Part of a data file
— begin —

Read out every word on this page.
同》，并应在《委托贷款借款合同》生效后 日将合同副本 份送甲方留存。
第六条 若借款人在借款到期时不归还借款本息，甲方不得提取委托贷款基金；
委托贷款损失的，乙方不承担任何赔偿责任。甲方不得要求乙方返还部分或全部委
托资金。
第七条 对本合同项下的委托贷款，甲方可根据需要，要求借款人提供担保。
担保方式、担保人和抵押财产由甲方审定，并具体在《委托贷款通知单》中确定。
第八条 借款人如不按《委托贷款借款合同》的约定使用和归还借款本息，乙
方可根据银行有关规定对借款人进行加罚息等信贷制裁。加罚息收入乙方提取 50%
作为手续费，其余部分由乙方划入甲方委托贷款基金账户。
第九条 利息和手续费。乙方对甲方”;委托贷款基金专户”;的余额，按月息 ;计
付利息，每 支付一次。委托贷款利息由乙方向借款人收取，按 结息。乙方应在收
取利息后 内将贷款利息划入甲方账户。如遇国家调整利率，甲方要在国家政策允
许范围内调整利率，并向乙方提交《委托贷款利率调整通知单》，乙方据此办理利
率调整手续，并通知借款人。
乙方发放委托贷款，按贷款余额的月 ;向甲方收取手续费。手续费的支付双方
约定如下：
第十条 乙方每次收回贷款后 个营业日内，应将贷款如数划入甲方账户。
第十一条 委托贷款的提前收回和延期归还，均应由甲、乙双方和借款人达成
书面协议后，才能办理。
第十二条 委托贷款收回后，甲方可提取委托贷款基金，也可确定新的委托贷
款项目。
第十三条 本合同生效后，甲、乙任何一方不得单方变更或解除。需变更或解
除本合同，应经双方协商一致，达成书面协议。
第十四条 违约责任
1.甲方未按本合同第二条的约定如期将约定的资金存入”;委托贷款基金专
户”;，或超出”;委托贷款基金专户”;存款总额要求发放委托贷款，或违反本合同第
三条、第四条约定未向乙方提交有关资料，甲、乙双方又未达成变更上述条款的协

— end —
— begin —

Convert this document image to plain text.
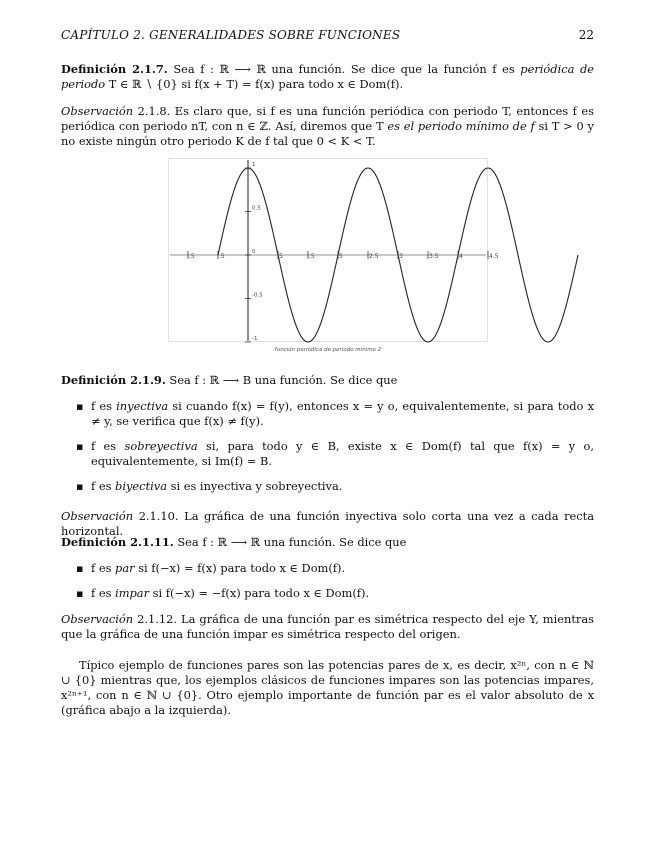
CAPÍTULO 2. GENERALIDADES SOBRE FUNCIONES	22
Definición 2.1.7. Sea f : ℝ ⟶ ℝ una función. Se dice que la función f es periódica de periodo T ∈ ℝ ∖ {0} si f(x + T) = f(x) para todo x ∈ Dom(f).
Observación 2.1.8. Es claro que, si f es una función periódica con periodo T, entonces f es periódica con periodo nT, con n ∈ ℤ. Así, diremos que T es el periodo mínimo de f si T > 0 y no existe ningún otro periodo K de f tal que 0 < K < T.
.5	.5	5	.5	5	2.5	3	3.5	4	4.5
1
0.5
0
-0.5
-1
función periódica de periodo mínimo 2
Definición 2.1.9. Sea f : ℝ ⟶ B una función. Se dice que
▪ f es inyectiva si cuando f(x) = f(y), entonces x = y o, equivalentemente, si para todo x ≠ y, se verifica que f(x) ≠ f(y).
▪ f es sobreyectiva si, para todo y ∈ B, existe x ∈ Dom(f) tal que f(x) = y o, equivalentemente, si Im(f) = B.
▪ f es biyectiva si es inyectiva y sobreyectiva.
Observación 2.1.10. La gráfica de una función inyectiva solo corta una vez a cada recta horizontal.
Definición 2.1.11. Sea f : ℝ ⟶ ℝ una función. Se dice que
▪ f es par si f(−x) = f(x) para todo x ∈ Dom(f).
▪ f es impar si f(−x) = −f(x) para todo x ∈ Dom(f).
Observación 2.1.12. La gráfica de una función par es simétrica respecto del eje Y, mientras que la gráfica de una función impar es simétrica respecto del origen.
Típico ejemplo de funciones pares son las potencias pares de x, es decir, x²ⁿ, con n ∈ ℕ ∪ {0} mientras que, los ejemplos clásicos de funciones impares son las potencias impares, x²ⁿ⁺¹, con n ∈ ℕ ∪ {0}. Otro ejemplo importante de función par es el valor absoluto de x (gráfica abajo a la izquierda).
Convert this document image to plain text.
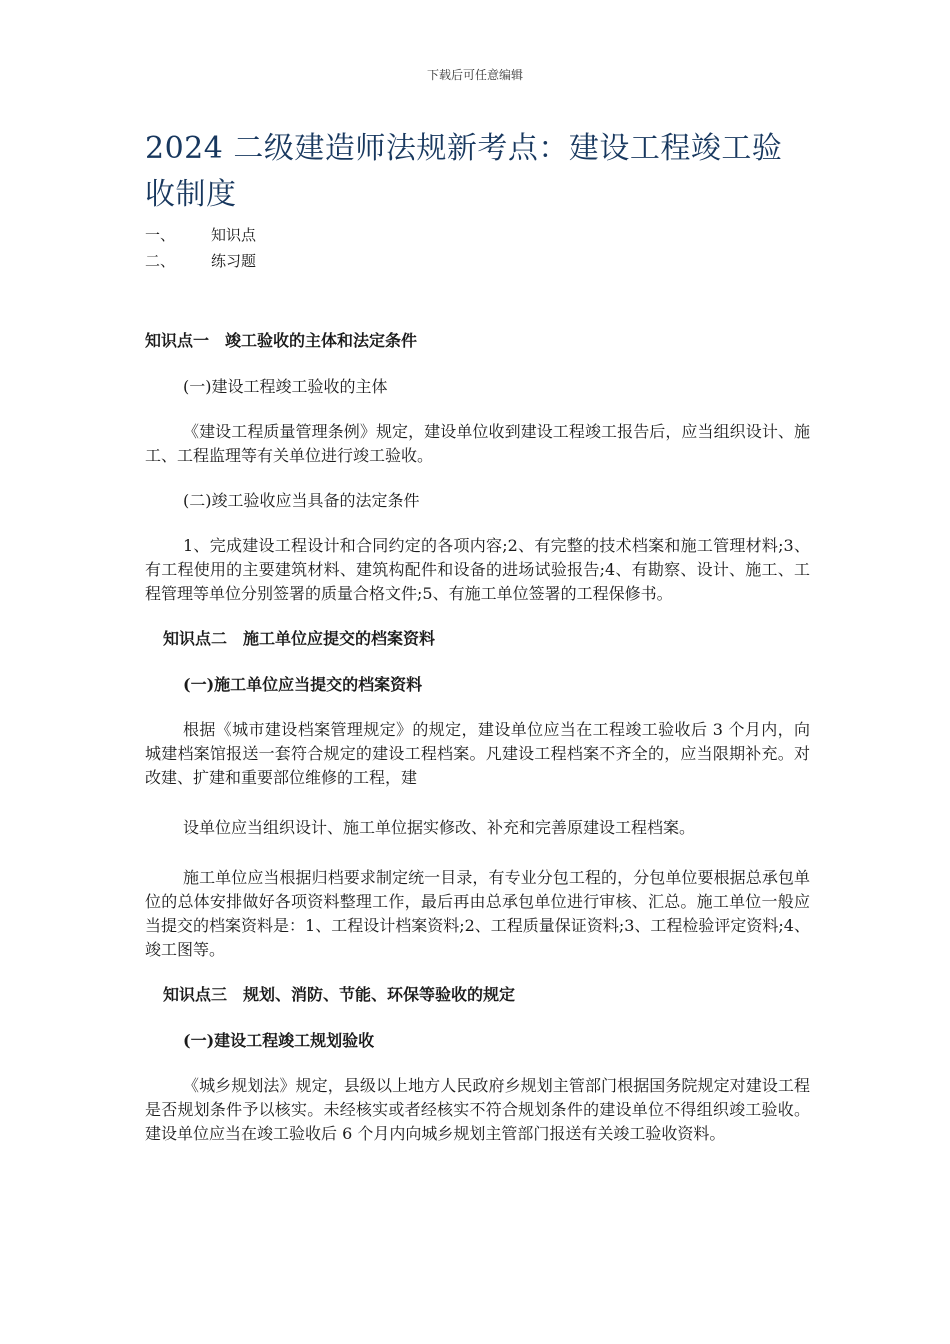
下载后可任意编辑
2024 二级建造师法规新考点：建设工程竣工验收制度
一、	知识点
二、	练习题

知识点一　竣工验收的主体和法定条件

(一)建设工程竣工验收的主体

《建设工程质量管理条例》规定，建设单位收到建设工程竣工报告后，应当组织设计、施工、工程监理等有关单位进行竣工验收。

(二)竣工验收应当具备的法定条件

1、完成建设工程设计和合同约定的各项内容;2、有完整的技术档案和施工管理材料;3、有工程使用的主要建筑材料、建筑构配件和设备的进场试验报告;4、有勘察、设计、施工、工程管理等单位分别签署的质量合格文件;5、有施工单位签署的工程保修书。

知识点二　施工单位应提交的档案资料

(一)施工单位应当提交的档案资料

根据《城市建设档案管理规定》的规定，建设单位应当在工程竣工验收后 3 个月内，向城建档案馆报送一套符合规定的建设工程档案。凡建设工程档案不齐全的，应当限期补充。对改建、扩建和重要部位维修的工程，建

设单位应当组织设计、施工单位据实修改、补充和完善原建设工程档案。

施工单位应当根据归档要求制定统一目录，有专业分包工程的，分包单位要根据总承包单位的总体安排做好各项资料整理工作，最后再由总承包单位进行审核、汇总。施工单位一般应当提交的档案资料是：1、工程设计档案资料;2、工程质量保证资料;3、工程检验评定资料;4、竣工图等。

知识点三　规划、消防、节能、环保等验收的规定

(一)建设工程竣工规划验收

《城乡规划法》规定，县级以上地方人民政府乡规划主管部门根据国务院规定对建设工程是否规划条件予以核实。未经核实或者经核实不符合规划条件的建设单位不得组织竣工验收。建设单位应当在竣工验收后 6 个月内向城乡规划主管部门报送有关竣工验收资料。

— end —
— begin —

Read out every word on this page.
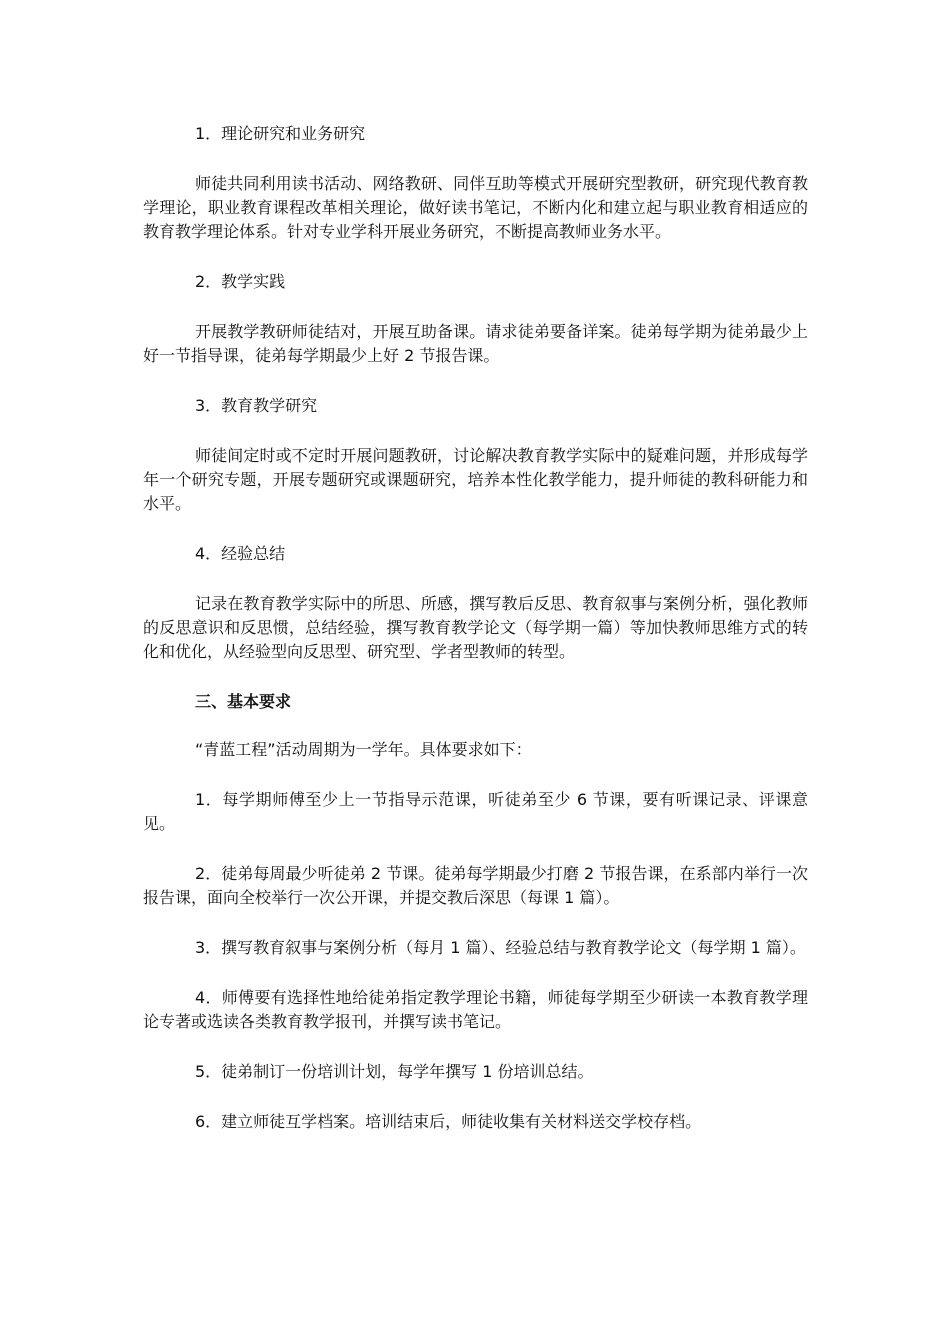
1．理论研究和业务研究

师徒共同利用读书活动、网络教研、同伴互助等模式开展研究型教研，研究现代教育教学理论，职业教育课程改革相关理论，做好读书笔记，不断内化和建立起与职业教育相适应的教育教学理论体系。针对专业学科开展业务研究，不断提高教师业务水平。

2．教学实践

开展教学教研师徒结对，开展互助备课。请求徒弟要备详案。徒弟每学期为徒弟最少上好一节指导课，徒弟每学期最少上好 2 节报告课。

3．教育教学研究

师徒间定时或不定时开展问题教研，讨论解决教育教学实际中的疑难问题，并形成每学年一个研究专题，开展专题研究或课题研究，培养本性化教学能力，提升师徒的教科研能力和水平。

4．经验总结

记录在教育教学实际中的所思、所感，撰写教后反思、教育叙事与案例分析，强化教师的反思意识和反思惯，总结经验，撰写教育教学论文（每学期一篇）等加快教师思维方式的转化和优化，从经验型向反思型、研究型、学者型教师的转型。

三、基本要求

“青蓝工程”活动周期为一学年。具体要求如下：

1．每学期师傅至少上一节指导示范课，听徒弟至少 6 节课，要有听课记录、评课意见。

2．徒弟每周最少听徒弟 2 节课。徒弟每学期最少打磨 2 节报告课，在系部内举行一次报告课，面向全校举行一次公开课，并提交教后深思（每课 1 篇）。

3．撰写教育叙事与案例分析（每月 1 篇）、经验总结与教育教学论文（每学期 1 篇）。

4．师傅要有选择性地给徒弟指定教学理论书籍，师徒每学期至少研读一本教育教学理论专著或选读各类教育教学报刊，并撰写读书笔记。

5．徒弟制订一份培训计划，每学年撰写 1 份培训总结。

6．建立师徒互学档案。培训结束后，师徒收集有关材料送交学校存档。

— end —

-- AIM OF THE TASK --
Copy each line above where the string "periodo" occurs.

-- EXERCISE OUTPUT --
Definición 2.1.7. Sea f : ℝ ⟶ ℝ una función. Se dice que la función f es periódica de periodo T ∈ ℝ ∖ {0} si f(x + T) = f(x) para todo x ∈ Dom(f).
Observación 2.1.8. Es claro que, si f es una función periódica con periodo T, entonces f es periódica con periodo nT, con n ∈ ℤ. Así, diremos que T es el periodo mínimo de f si T > 0 y no existe ningún otro periodo K de f tal que 0 < K < T.
función periódica de periodo mínimo 2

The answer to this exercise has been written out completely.